This 1981 video was (obviously) a demonstration of Magnavox's new Laserdisc player by Leonard Nimoy. Oddly enough, I found the following review of this video on IMDB:

This movie can only be described as an action-packed sexcapade with enough gore to stop the orbit of the moon. Nimoy is right on the money as the saucy, sassy, wisecracking videodisc operator who shoots all the bad guys and gets all the chicks. Shot with a then phenomenal budget of 90 million in Rome, Vladivostok, and Paraguay, Nimoy spends the movie fighting the forces of media player ineptitude and repeatedly satisfying upwards of 40 women at a time in some of the most lavish action and sex scenes ever put to celluloid.

━━━━━━━━━━━━━━━━━━━━

◆ **YOUR TASKS**
**1.** Answer these questions about the passage on the Leonard Nimoy Laserdisc video:
(a) In what year was the video made?
(b) On what site did the writer find the review?
(c) What budget does the review claim the movie had?
**2.** Reproduce the passage on the Leonard Nimoy Laserdisc video word for word, starting with "This movie can" and going on through "put to celluloid.".
**3.** Carry on the passage on the Leonard Nimoy Laserdisc video from its last sentence, in the same tone.

[Recorded data]
━━━━━━━━━━━━━━━━━━━━

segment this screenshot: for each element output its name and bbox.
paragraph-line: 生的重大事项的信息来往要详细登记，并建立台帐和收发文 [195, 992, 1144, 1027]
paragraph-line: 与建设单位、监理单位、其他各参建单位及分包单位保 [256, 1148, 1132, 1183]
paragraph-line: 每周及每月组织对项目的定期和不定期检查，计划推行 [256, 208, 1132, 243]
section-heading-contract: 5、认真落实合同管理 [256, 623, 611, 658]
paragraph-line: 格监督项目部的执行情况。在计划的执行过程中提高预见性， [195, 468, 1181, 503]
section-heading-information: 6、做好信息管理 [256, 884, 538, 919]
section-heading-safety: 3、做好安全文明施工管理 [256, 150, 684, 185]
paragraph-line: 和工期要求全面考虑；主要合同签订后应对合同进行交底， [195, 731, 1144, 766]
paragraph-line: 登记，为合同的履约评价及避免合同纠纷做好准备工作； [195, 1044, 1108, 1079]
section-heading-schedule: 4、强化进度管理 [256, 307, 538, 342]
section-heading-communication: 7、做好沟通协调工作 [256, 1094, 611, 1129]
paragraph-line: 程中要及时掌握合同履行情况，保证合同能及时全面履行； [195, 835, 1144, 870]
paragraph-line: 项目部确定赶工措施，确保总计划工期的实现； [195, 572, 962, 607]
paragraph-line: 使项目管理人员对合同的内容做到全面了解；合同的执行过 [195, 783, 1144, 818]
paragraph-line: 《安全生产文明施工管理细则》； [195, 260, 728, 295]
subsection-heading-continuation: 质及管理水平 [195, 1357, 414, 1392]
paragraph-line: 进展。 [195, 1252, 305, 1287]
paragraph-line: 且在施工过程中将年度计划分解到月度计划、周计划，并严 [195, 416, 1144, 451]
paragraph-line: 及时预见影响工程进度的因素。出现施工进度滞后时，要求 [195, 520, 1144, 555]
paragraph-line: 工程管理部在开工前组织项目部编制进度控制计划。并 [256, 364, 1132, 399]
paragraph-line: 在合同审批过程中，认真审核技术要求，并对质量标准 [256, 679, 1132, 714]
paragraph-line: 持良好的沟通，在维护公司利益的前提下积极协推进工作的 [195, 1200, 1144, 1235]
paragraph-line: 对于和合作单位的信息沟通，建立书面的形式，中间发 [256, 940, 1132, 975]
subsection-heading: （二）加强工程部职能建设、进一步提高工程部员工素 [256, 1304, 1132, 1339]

━━━━━━━━━━━━━━━━━━━━

◆ **SOLVED TASKS**
**1.**
(a) 1981
(b) IMDB
(c) 90 million

**2.**
This movie can only be described as an action-packed sexcapade with enough gore to stop the orbit of the moon. Nimoy is right on the money as the saucy, sassy, wisecracking videodisc operator who shoots all the bad guys and gets all the chicks. Shot with a then phenomenal budget of 90 million in Rome, Vladivostok, and Paraguay, Nimoy spends the movie fighting the forces of media player ineptitude and repeatedly satisfying upwards of 40 women at a time in some of the most lavish action and sex scenes ever put to celluloid.

**3.**
Seldom does a moment of screen time go by when he isn't laying waste to half city blocks or messily garrotting scores of thugs who can't tell the 'scan' button from the 'play.' Frankly, it's a wonder that the body count in this movie got past the MPAA (with no rating, unbelievably!), because this viewer had to stop counting corpses at eleven hundred. Taut and gripping until the end, Nimoy pursues the evil lord Buster Betamax across the globe in one of the bloodiest yet truly gratifying media player demonstrations ever.

With all the superlatives it may sound over the top, and would be if performed by the likes of Arnold or Wayne Newton, but Mr. Nimoy plays it with the soul of a poet. Tragic yet beautiful, restrained and deeply human, he brings a rare sense of emotion and purpose to a movie that would otherwise be lost in the ranks of stale instructional films. Watch close at the end for a cameo from fellow Mission: Impossible alum Peter Graves as Midget Shoeshine Boy in Crowd.

It should be noted that while the IMDB review of this VideoDisc is very amusing it is also entirely fabricated (hey -- after hearing The Ballad of Bilbo Baggins I'll believe pretty much anything about Leonard Nimoy, particularly in the IMDB).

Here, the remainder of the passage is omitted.